* **WHAT YOU HAVE TO DO**
The listing below is to be output in its exact form.

* **EXERCISE INPUT**
>>>>>

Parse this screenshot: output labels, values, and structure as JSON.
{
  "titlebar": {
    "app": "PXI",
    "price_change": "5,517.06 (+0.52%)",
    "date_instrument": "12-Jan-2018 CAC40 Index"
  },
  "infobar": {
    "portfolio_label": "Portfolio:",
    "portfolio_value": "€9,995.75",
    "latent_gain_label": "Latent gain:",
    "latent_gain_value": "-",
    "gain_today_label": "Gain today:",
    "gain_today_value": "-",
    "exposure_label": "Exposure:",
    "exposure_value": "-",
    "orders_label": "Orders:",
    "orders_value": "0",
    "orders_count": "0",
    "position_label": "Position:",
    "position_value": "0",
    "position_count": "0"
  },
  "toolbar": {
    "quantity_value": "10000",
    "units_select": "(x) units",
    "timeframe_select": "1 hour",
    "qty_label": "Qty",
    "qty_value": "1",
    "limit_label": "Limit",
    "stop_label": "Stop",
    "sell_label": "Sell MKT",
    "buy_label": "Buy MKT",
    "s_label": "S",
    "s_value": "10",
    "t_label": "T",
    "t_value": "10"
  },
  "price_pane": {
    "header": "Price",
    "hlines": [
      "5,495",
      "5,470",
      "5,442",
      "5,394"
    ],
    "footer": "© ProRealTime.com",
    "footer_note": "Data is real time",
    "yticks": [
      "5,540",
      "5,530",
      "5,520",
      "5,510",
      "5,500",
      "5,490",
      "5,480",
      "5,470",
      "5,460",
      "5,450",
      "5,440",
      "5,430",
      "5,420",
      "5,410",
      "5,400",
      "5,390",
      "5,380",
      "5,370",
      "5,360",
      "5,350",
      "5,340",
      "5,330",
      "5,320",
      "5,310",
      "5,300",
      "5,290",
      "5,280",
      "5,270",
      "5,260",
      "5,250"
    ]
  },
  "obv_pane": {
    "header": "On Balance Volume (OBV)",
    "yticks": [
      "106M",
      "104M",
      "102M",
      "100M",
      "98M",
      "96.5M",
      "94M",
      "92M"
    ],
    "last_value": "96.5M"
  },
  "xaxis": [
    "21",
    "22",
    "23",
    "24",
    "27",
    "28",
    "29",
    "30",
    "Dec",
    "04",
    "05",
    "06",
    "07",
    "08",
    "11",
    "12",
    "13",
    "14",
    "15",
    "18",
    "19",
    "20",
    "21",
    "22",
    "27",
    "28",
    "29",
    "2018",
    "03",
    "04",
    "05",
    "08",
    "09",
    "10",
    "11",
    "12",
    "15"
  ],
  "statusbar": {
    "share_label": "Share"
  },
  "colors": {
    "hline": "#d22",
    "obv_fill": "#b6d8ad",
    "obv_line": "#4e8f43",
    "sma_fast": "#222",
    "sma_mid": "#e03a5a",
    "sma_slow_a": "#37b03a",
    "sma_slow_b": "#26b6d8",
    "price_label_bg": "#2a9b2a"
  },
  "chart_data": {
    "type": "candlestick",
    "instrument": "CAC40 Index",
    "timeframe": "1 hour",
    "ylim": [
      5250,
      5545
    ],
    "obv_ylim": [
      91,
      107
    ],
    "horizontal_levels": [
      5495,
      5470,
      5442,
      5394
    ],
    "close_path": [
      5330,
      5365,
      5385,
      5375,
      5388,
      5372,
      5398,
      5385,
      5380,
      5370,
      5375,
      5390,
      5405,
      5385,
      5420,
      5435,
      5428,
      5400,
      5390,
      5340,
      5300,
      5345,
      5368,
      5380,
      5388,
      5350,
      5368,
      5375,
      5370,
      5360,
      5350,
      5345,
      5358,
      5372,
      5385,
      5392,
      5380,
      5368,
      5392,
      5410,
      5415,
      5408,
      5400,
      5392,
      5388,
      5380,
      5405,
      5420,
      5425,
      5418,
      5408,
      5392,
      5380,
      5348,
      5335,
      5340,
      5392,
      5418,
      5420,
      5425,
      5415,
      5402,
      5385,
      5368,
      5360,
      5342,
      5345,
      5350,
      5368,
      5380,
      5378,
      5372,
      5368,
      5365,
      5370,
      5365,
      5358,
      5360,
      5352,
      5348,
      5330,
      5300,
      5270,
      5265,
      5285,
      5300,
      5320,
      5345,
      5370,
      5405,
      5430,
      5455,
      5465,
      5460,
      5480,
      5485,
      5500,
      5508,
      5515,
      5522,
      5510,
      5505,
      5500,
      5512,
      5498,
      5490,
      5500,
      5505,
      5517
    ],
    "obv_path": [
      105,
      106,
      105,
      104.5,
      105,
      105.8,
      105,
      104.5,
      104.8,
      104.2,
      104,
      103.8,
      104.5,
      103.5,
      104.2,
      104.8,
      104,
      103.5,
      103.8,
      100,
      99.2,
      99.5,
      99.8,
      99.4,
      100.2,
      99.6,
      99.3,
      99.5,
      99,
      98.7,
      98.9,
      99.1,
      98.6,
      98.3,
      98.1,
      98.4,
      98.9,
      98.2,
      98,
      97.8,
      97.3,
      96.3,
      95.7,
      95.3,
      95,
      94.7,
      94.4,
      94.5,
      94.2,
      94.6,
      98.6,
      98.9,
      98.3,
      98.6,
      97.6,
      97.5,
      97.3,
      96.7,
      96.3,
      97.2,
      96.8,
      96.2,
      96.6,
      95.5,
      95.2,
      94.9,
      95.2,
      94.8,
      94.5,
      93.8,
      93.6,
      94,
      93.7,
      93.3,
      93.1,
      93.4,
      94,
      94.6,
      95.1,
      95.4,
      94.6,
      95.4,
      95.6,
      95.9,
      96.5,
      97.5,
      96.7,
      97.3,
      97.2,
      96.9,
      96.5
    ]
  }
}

<<<<<

* **RIGHT ANSWER**
Parse this screenshot: output labels, values, and structure as JSON.
{
  "titlebar": {
    "app": "PXI",
    "price_change": "5,517.06 (+0.52%)",
    "date_instrument": "12-Jan-2018 CAC40 Index"
  },
  "infobar": {
    "portfolio_label": "Portfolio:",
    "portfolio_value": "€9,995.75",
    "latent_gain_label": "Latent gain:",
    "latent_gain_value": "-",
    "gain_today_label": "Gain today:",
    "gain_today_value": "-",
    "exposure_label": "Exposure:",
    "exposure_value": "-",
    "orders_label": "Orders:",
    "orders_value": "0",
    "orders_count": "0",
    "position_label": "Position:",
    "position_value": "0",
    "position_count": "0"
  },
  "toolbar": {
    "quantity_value": "10000",
    "units_select": "(x) units",
    "timeframe_select": "1 hour",
    "qty_label": "Qty",
    "qty_value": "1",
    "limit_label": "Limit",
    "stop_label": "Stop",
    "sell_label": "Sell MKT",
    "buy_label": "Buy MKT",
    "s_label": "S",
    "s_value": "10",
    "t_label": "T",
    "t_value": "10"
  },
  "price_pane": {
    "header": "Price",
    "hlines": [
      "5,495",
      "5,470",
      "5,442",
      "5,394"
    ],
    "footer": "© ProRealTime.com",
    "footer_note": "Data is real time",
    "yticks": [
      "5,540",
      "5,530",
      "5,520",
      "5,510",
      "5,500",
      "5,490",
      "5,480",
      "5,470",
      "5,460",
      "5,450",
      "5,440",
      "5,430",
      "5,420",
      "5,410",
      "5,400",
      "5,390",
      "5,380",
      "5,370",
      "5,360",
      "5,350",
      "5,340",
      "5,330",
      "5,320",
      "5,310",
      "5,300",
      "5,290",
      "5,280",
      "5,270",
      "5,260",
      "5,250"
    ]
  },
  "obv_pane": {
    "header": "On Balance Volume (OBV)",
    "yticks": [
      "106M",
      "104M",
      "102M",
      "100M",
      "98M",
      "96.5M",
      "94M",
      "92M"
    ],
    "last_value": "96.5M"
  },
  "xaxis": [
    "21",
    "22",
    "23",
    "24",
    "27",
    "28",
    "29",
    "30",
    "Dec",
    "04",
    "05",
    "06",
    "07",
    "08",
    "11",
    "12",
    "13",
    "14",
    "15",
    "18",
    "19",
    "20",
    "21",
    "22",
    "27",
    "28",
    "29",
    "2018",
    "03",
    "04",
    "05",
    "08",
    "09",
    "10",
    "11",
    "12",
    "15"
  ],
  "statusbar": {
    "share_label": "Share"
  },
  "colors": {
    "hline": "#d22",
    "obv_fill": "#b6d8ad",
    "obv_line": "#4e8f43",
    "sma_fast": "#222",
    "sma_mid": "#e03a5a",
    "sma_slow_a": "#37b03a",
    "sma_slow_b": "#26b6d8",
    "price_label_bg": "#2a9b2a"
  },
  "chart_data": {
    "type": "candlestick",
    "instrument": "CAC40 Index",
    "timeframe": "1 hour",
    "ylim": [
      5250,
      5545
    ],
    "obv_ylim": [
      91,
      107
    ],
    "horizontal_levels": [
      5495,
      5470,
      5442,
      5394
    ],
    "close_path": [
      5330,
      5365,
      5385,
      5375,
      5388,
      5372,
      5398,
      5385,
      5380,
      5370,
      5375,
      5390,
      5405,
      5385,
      5420,
      5435,
      5428,
      5400,
      5390,
      5340,
      5300,
      5345,
      5368,
      5380,
      5388,
      5350,
      5368,
      5375,
      5370,
      5360,
      5350,
      5345,
      5358,
      5372,
      5385,
      5392,
      5380,
      5368,
      5392,
      5410,
      5415,
      5408,
      5400,
      5392,
      5388,
      5380,
      5405,
      5420,
      5425,
      5418,
      5408,
      5392,
      5380,
      5348,
      5335,
      5340,
      5392,
      5418,
      5420,
      5425,
      5415,
      5402,
      5385,
      5368,
      5360,
      5342,
      5345,
      5350,
      5368,
      5380,
      5378,
      5372,
      5368,
      5365,
      5370,
      5365,
      5358,
      5360,
      5352,
      5348,
      5330,
      5300,
      5270,
      5265,
      5285,
      5300,
      5320,
      5345,
      5370,
      5405,
      5430,
      5455,
      5465,
      5460,
      5480,
      5485,
      5500,
      5508,
      5515,
      5522,
      5510,
      5505,
      5500,
      5512,
      5498,
      5490,
      5500,
      5505,
      5517
    ],
    "obv_path": [
      105,
      106,
      105,
      104.5,
      105,
      105.8,
      105,
      104.5,
      104.8,
      104.2,
      104,
      103.8,
      104.5,
      103.5,
      104.2,
      104.8,
      104,
      103.5,
      103.8,
      100,
      99.2,
      99.5,
      99.8,
      99.4,
      100.2,
      99.6,
      99.3,
      99.5,
      99,
      98.7,
      98.9,
      99.1,
      98.6,
      98.3,
      98.1,
      98.4,
      98.9,
      98.2,
      98,
      97.8,
      97.3,
      96.3,
      95.7,
      95.3,
      95,
      94.7,
      94.4,
      94.5,
      94.2,
      94.6,
      98.6,
      98.9,
      98.3,
      98.6,
      97.6,
      97.5,
      97.3,
      96.7,
      96.3,
      97.2,
      96.8,
      96.2,
      96.6,
      95.5,
      95.2,
      94.9,
      95.2,
      94.8,
      94.5,
      93.8,
      93.6,
      94,
      93.7,
      93.3,
      93.1,
      93.4,
      94,
      94.6,
      95.1,
      95.4,
      94.6,
      95.4,
      95.6,
      95.9,
      96.5,
      97.5,
      96.7,
      97.3,
      97.2,
      96.9,
      96.5
    ]
  }
}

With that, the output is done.